#### Work required:
Write out each line exactly as given. Leave the pictures out of your copy.
========
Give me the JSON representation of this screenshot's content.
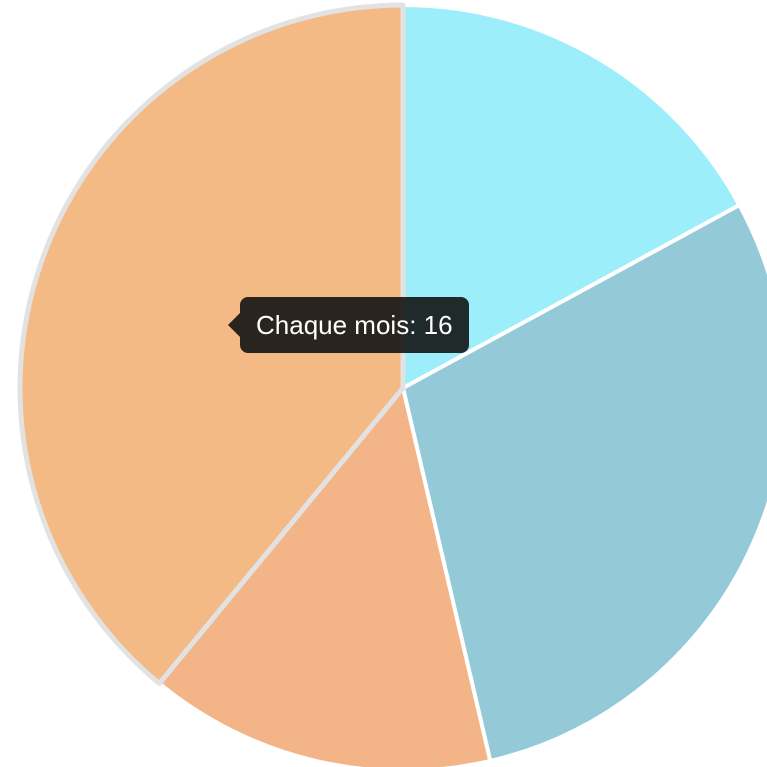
{
  "chart_data": {
    "type": "pie",
    "categories": [
      null,
      null,
      null,
      "Chaque mois"
    ],
    "values": [
      7,
      12,
      6,
      16
    ],
    "colors": [
      "#9ceefa",
      "#94c9d8",
      "#f3b487",
      "#f3ba86"
    ]
  }
}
========
#### In response:
Give me the JSON representation of this screenshot's content.
{
  "chart_data": {
    "type": "pie",
    "categories": [
      null,
      null,
      null,
      "Chaque mois"
    ],
    "values": [
      7,
      12,
      6,
      16
    ],
    "colors": [
      "#9ceefa",
      "#94c9d8",
      "#f3b487",
      "#f3ba86"
    ]
  }
}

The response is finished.